> _Problem to work on_: All lines below must be repeated exactly, with the pictures omitted.

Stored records
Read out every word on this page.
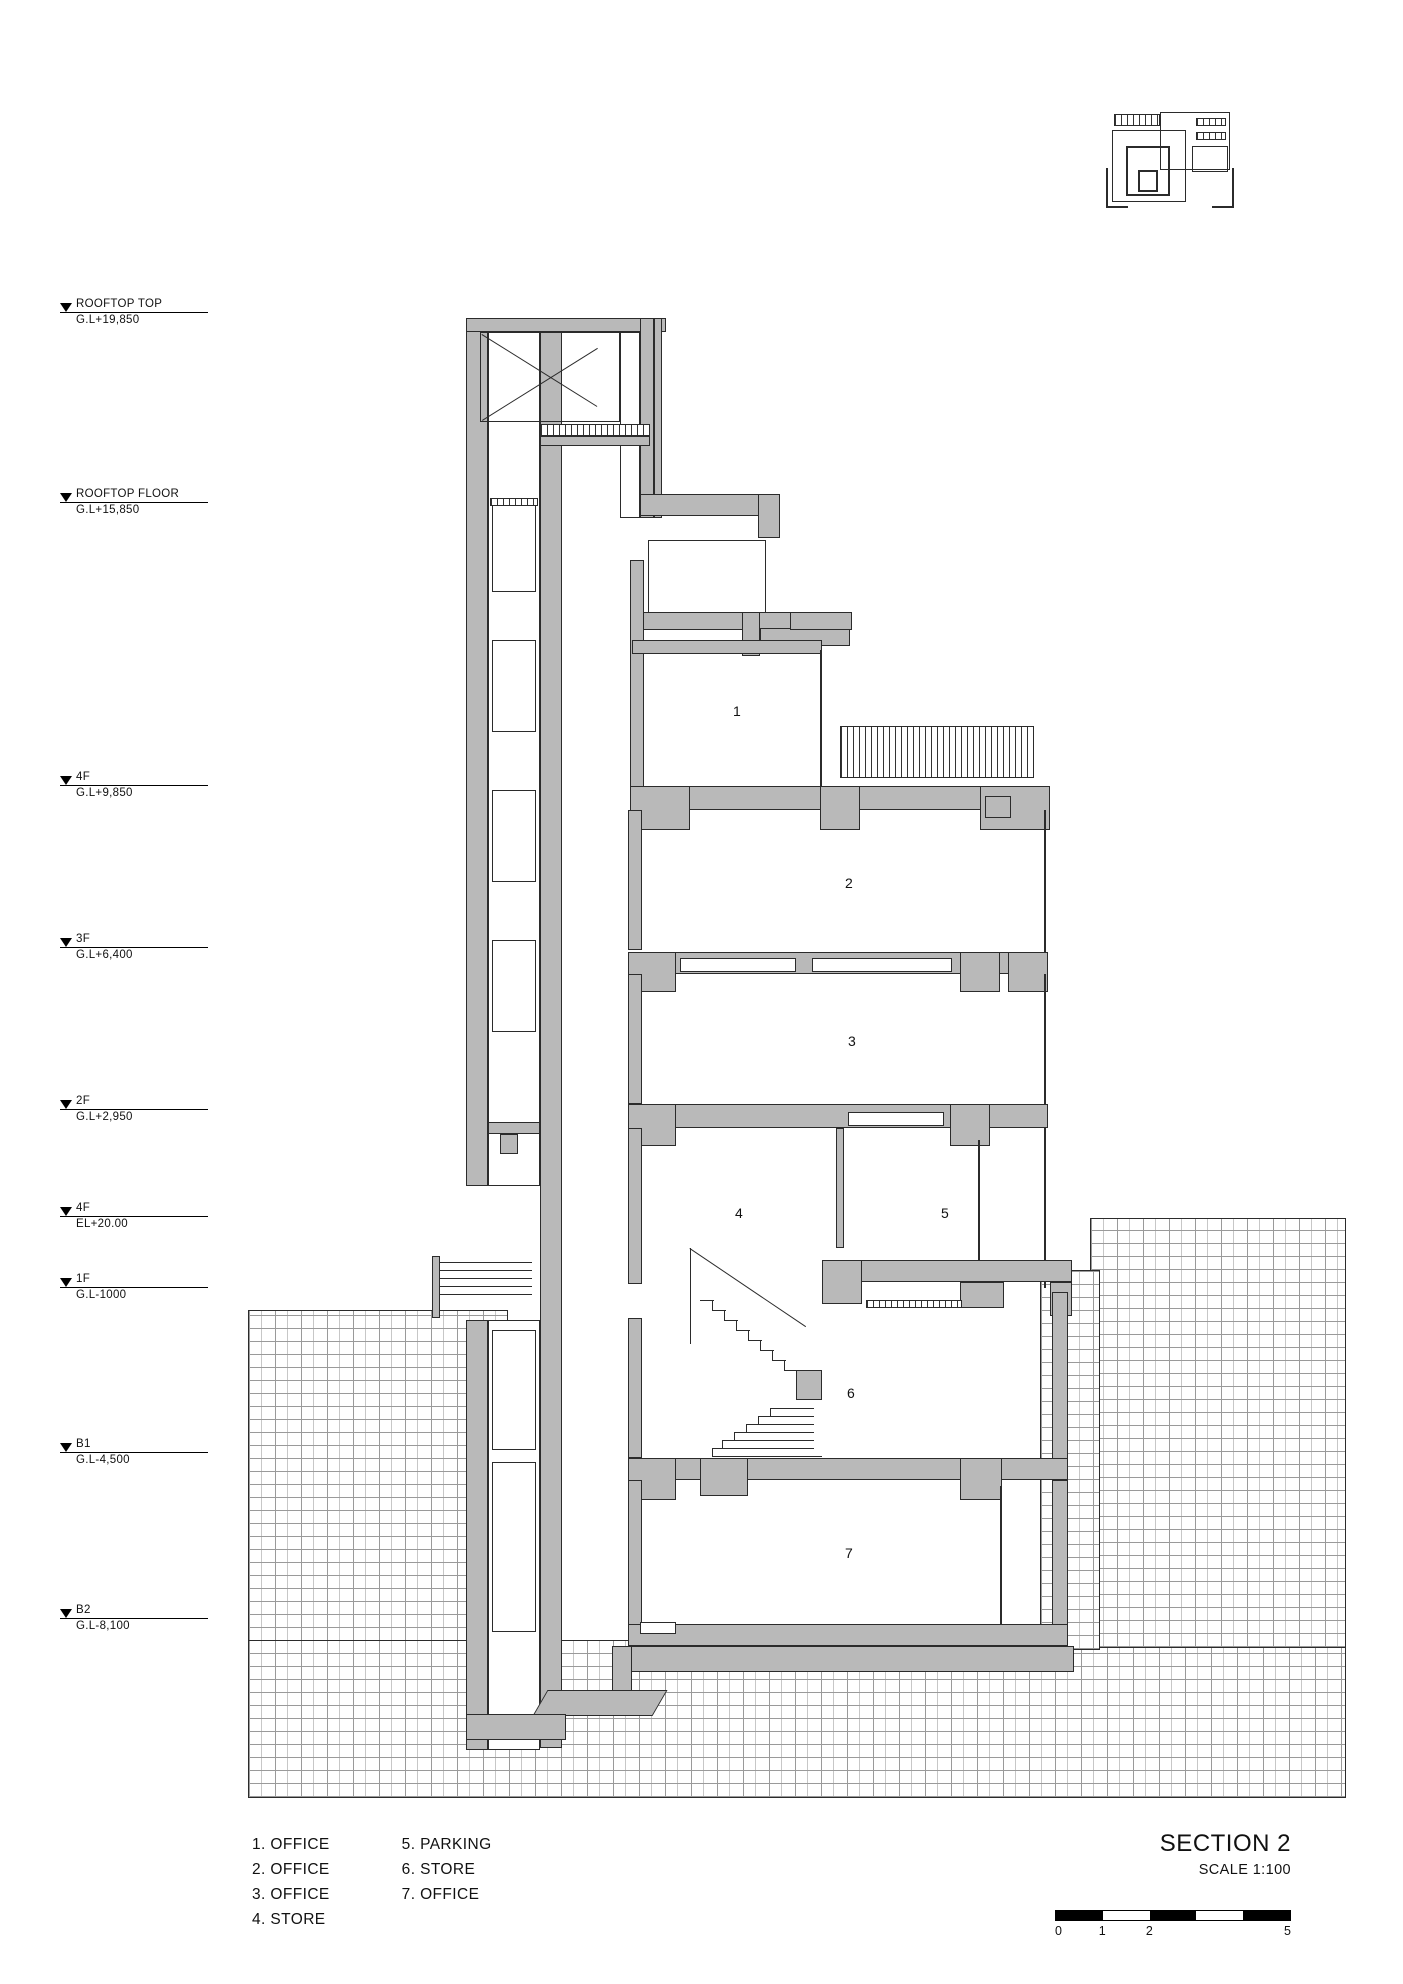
ROOFTOP TOP
G.L+19,850
ROOFTOP FLOOR
G.L+15,850
4F
G.L+9,850
3F
G.L+6,400
2F
G.L+2,950
4F
EL+20.00
1F
G.L-1000
B1
G.L-4,500
B2
G.L-8,100
1
2
3
4	5
6
7
1. OFFICE
2. OFFICE
3. OFFICE
4. STORE
5. PARKING
6. STORE
7. OFFICE
SECTION 2
SCALE 1:100
0	1	2	5
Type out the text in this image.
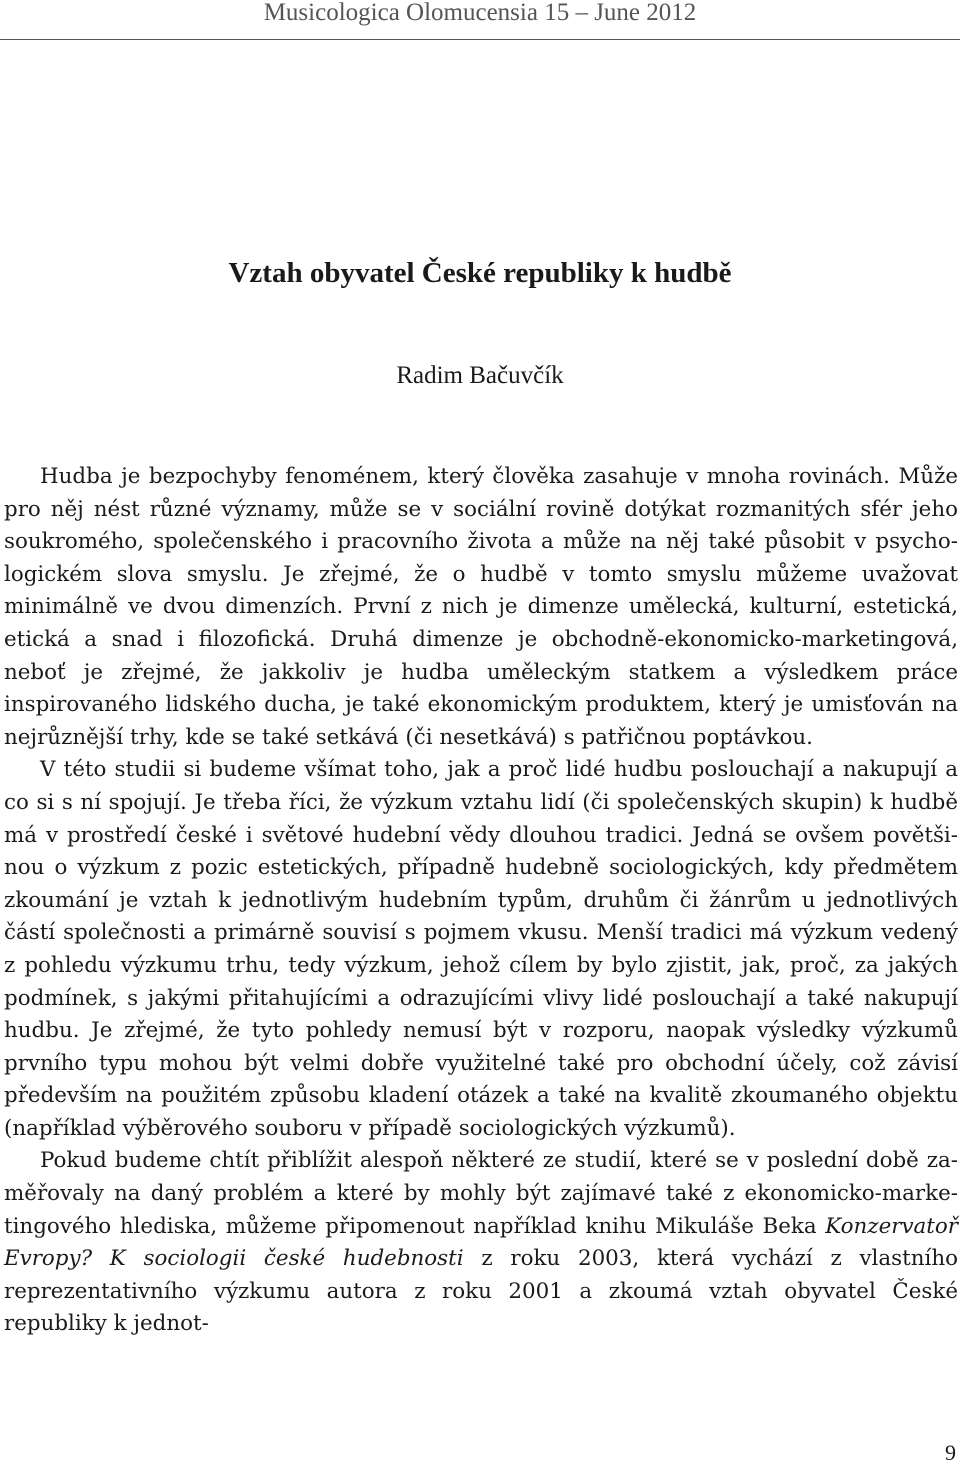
Musicologica Olomucensia 15 – June 2012
Vztah obyvatel České republiky k hudbě
Radim Bačuvčík

Hudba je bezpochyby fenoménem, který člověka zasahuje v mnoha rovinách. Může pro něj nést různé významy, může se v sociální rovině dotýkat rozmanitých sfér jeho soukromého, společenského i pracovního života a může na něj také působit v psychologickém slova smyslu. Je zřejmé, že o hudbě v tomto smyslu můžeme uvažovat minimálně ve dvou dimenzích. První z nich je dimenze umělecká, kulturní, estetická, etická a snad i filozofická. Druhá dimenze je obchodně-ekonomicko-marketingová, neboť je zřejmé, že jakkoliv je hudba uměleckým statkem a výsledkem práce inspirovaného lidského ducha, je také ekonomickým produktem, který je umisťován na nejrůznější trhy, kde se také setkává (či nesetkává) s patřičnou poptávkou.

V této studii si budeme všímat toho, jak a proč lidé hudbu poslouchají a nakupují a co si s ní spojují. Je třeba říci, že výzkum vztahu lidí (či společenských skupin) k hudbě má v prostředí české i světové hudební vědy dlouhou tradici. Jedná se ovšem povětšinou o výzkum z pozic estetických, případně hudebně sociologických, kdy předmětem zkoumání je vztah k jednotlivým hudebním typům, druhům či žánrům u jednotlivých částí společnosti a primárně souvisí s pojmem vkusu. Menší tradici má výzkum vedený z pohledu výzkumu trhu, tedy výzkum, jehož cílem by bylo zjistit, jak, proč, za jakých podmínek, s jakými přitahujícími a odrazujícími vlivy lidé poslouchají a také nakupují hudbu. Je zřejmé, že tyto pohledy nemusí být v rozporu, naopak výsledky výzkumů prvního typu mohou být velmi dobře využitelné také pro obchodní účely, což závisí především na použitém způsobu kladení otázek a také na kvalitě zkoumaného objektu (například výběrového souboru v případě sociologických výzkumů).

Pokud budeme chtít přiblížit alespoň některé ze studií, které se v poslední době zaměřovaly na daný problém a které by mohly být zajímavé také z ekonomicko-marketingového hlediska, můžeme připomenout například knihu Mikuláše Beka Konzervatoř Evropy? K sociologii české hudebnosti z roku 2003, která vychází z vlastního reprezentativního výzkumu autora z roku 2001 a zkoumá vztah obyvatel České republiky k jednot-

9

> _Answer to this task_:
Read out every word on this page.
ROOFTOP TOP
G.L+19,850
ROOFTOP FLOOR
G.L+15,850
4F
G.L+9,850
3F
G.L+6,400
2F
G.L+2,950
4F
EL+20.00
1F
G.L-1000
B1
G.L-4,500
B2
G.L-8,100
1
2
3
4	5
6
7
1. OFFICE
2. OFFICE
3. OFFICE
4. STORE
5. PARKING
6. STORE
7. OFFICE
SECTION 2
SCALE 1:100
0	1	2	5
Type out the text in this image.
Musicologica Olomucensia 15 – June 2012
Vztah obyvatel České republiky k hudbě
Radim Bačuvčík

Hudba je bezpochyby fenoménem, který člověka zasahuje v mnoha rovinách. Může pro něj nést různé významy, může se v sociální rovině dotýkat rozmanitých sfér jeho soukromého, společenského i pracovního života a může na něj také působit v psychologickém slova smyslu. Je zřejmé, že o hudbě v tomto smyslu můžeme uvažovat minimálně ve dvou dimenzích. První z nich je dimenze umělecká, kulturní, estetická, etická a snad i filozofická. Druhá dimenze je obchodně-ekonomicko-marketingová, neboť je zřejmé, že jakkoliv je hudba uměleckým statkem a výsledkem práce inspirovaného lidského ducha, je také ekonomickým produktem, který je umisťován na nejrůznější trhy, kde se také setkává (či nesetkává) s patřičnou poptávkou.

V této studii si budeme všímat toho, jak a proč lidé hudbu poslouchají a nakupují a co si s ní spojují. Je třeba říci, že výzkum vztahu lidí (či společenských skupin) k hudbě má v prostředí české i světové hudební vědy dlouhou tradici. Jedná se ovšem povětšinou o výzkum z pozic estetických, případně hudebně sociologických, kdy předmětem zkoumání je vztah k jednotlivým hudebním typům, druhům či žánrům u jednotlivých částí společnosti a primárně souvisí s pojmem vkusu. Menší tradici má výzkum vedený z pohledu výzkumu trhu, tedy výzkum, jehož cílem by bylo zjistit, jak, proč, za jakých podmínek, s jakými přitahujícími a odrazujícími vlivy lidé poslouchají a také nakupují hudbu. Je zřejmé, že tyto pohledy nemusí být v rozporu, naopak výsledky výzkumů prvního typu mohou být velmi dobře využitelné také pro obchodní účely, což závisí především na použitém způsobu kladení otázek a také na kvalitě zkoumaného objektu (například výběrového souboru v případě sociologických výzkumů).

Pokud budeme chtít přiblížit alespoň některé ze studií, které se v poslední době zaměřovaly na daný problém a které by mohly být zajímavé také z ekonomicko-marketingového hlediska, můžeme připomenout například knihu Mikuláše Beka Konzervatoř Evropy? K sociologii české hudebnosti z roku 2003, která vychází z vlastního reprezentativního výzkumu autora z roku 2001 a zkoumá vztah obyvatel České republiky k jednot-

9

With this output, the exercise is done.